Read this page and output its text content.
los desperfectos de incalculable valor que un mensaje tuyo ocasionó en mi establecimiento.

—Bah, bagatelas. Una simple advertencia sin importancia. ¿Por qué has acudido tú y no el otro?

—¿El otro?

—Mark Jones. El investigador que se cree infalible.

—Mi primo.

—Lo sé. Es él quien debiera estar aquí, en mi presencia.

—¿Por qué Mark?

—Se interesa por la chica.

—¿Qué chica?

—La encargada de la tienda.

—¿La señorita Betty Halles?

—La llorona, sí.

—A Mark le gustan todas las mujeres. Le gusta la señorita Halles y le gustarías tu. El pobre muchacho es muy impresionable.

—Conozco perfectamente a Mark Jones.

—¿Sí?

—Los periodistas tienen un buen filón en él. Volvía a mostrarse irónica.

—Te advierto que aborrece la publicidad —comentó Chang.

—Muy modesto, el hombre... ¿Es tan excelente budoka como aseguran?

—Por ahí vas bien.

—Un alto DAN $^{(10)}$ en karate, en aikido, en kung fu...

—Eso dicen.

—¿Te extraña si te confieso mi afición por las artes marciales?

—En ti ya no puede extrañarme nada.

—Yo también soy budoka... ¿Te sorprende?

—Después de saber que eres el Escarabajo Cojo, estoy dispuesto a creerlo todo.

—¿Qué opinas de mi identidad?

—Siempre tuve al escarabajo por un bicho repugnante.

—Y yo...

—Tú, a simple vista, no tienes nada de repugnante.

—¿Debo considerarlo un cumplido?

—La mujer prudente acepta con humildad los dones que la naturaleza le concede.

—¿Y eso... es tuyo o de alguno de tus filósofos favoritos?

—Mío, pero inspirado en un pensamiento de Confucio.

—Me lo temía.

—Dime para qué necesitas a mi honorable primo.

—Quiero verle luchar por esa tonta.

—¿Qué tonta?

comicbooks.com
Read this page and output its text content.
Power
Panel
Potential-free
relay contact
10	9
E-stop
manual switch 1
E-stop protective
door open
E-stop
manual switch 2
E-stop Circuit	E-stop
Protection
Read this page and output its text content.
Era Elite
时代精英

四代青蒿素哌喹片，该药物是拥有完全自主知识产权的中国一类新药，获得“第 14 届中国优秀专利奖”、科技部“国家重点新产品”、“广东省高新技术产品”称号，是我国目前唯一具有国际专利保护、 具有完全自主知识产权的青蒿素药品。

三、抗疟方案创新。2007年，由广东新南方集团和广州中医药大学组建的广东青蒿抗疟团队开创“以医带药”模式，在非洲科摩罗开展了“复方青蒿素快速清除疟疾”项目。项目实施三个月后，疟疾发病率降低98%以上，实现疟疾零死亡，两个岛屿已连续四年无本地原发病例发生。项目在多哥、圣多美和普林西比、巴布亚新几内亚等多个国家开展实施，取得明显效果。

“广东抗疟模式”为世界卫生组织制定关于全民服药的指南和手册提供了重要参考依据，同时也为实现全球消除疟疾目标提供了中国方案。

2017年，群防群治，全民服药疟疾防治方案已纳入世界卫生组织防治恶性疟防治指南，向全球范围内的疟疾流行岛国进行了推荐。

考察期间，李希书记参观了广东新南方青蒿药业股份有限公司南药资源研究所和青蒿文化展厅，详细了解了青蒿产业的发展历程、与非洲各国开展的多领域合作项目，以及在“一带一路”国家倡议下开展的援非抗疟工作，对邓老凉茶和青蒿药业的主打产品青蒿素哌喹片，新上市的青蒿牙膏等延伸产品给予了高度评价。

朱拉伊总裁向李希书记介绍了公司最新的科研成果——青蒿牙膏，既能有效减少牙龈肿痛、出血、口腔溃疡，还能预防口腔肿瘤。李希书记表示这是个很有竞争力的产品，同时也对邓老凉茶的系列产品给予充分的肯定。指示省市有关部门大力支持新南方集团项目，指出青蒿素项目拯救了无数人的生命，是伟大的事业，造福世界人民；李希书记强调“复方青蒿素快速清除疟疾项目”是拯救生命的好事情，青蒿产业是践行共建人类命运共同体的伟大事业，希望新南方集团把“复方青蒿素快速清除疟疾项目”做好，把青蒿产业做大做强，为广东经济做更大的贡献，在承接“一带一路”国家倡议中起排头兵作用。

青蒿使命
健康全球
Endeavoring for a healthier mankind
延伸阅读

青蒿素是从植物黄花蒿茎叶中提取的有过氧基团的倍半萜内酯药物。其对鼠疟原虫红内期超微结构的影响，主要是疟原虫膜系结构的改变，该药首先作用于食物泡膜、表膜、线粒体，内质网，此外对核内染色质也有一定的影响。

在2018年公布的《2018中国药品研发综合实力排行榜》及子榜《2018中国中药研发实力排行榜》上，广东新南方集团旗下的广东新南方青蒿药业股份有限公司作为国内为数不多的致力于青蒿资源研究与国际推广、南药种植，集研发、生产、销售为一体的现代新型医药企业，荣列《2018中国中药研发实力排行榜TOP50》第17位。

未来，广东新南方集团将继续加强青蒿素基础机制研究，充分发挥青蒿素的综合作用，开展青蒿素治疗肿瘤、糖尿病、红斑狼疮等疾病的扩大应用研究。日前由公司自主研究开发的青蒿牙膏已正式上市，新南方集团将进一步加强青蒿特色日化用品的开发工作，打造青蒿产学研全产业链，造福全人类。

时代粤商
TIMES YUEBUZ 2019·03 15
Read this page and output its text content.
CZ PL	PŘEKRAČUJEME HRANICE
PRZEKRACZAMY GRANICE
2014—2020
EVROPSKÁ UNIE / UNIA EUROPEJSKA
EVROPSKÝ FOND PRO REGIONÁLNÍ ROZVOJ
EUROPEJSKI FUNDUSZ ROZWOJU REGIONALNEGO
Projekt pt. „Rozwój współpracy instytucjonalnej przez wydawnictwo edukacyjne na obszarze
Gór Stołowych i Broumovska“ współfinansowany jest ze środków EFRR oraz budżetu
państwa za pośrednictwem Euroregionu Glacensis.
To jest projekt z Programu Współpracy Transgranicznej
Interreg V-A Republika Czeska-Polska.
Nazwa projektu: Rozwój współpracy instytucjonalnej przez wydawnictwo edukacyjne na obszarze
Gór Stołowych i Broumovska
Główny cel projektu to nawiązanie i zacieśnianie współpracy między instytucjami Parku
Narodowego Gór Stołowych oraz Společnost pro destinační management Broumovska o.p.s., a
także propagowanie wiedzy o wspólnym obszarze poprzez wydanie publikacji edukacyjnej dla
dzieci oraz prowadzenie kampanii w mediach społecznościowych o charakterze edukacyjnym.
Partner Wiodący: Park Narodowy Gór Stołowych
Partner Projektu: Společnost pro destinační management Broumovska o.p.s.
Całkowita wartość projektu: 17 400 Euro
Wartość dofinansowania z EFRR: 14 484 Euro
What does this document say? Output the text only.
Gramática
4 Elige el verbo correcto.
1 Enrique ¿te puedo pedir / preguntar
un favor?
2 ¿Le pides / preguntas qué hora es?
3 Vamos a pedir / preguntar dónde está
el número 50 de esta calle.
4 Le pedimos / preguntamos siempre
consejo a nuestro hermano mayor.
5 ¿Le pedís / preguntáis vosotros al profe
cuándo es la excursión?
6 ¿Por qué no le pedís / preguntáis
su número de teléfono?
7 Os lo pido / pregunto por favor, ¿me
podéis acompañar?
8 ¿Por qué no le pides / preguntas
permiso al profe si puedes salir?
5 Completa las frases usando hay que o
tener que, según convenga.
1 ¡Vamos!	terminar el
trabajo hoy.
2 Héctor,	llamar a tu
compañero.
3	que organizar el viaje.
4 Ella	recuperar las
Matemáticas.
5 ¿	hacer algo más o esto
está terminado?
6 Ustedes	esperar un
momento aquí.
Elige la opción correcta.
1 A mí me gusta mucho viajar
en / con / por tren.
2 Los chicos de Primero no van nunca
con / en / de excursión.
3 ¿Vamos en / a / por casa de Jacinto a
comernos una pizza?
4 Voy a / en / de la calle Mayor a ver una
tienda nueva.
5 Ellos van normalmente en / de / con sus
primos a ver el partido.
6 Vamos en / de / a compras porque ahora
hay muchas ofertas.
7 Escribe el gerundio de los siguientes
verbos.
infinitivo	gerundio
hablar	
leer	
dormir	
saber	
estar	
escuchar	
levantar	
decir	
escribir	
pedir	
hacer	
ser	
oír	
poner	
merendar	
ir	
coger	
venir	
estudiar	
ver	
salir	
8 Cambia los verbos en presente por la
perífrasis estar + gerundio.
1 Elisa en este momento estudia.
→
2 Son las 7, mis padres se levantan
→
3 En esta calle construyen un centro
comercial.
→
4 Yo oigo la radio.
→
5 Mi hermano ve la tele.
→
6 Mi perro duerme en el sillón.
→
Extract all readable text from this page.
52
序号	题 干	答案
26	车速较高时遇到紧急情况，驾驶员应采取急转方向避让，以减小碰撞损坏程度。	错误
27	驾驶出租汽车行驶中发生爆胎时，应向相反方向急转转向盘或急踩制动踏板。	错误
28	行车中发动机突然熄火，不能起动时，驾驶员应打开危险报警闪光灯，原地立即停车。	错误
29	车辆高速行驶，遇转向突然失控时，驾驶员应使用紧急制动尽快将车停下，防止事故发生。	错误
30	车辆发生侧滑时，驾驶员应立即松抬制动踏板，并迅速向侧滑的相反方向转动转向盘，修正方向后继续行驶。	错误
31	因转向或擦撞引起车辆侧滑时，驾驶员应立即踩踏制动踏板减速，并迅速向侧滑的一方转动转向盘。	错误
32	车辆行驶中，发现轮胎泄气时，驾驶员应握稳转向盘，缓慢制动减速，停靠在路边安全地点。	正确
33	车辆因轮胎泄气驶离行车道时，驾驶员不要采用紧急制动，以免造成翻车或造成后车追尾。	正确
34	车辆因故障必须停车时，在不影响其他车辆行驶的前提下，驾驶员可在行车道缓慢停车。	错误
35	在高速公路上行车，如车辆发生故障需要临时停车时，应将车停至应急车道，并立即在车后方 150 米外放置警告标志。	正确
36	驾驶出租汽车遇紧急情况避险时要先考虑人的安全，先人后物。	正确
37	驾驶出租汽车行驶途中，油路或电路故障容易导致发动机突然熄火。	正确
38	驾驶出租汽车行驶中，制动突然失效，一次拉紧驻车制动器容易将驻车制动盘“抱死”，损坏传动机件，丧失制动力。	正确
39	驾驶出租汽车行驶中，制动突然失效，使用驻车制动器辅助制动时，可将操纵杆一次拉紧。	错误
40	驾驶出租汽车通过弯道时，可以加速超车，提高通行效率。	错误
********
Directive: Transcribe the records above exactly, but only from the line that contains "Extract all readable text from this page." through their final line, inclusive.

Written answer:
Extract all readable text from this page.
52
序号	题 干	答案
26	车速较高时遇到紧急情况，驾驶员应采取急转方向避让，以减小碰撞损坏程度。	错误
27	驾驶出租汽车行驶中发生爆胎时，应向相反方向急转转向盘或急踩制动踏板。	错误
28	行车中发动机突然熄火，不能起动时，驾驶员应打开危险报警闪光灯，原地立即停车。	错误
29	车辆高速行驶，遇转向突然失控时，驾驶员应使用紧急制动尽快将车停下，防止事故发生。	错误
30	车辆发生侧滑时，驾驶员应立即松抬制动踏板，并迅速向侧滑的相反方向转动转向盘，修正方向后继续行驶。	错误
31	因转向或擦撞引起车辆侧滑时，驾驶员应立即踩踏制动踏板减速，并迅速向侧滑的一方转动转向盘。	错误
32	车辆行驶中，发现轮胎泄气时，驾驶员应握稳转向盘，缓慢制动减速，停靠在路边安全地点。	正确
33	车辆因轮胎泄气驶离行车道时，驾驶员不要采用紧急制动，以免造成翻车或造成后车追尾。	正确
34	车辆因故障必须停车时，在不影响其他车辆行驶的前提下，驾驶员可在行车道缓慢停车。	错误
35	在高速公路上行车，如车辆发生故障需要临时停车时，应将车停至应急车道，并立即在车后方 150 米外放置警告标志。	正确
36	驾驶出租汽车遇紧急情况避险时要先考虑人的安全，先人后物。	正确
37	驾驶出租汽车行驶途中，油路或电路故障容易导致发动机突然熄火。	正确
38	驾驶出租汽车行驶中，制动突然失效，一次拉紧驻车制动器容易将驻车制动盘“抱死”，损坏传动机件，丧失制动力。	正确
39	驾驶出租汽车行驶中，制动突然失效，使用驻车制动器辅助制动时，可将操纵杆一次拉紧。	错误
40	驾驶出租汽车通过弯道时，可以加速超车，提高通行效率。	错误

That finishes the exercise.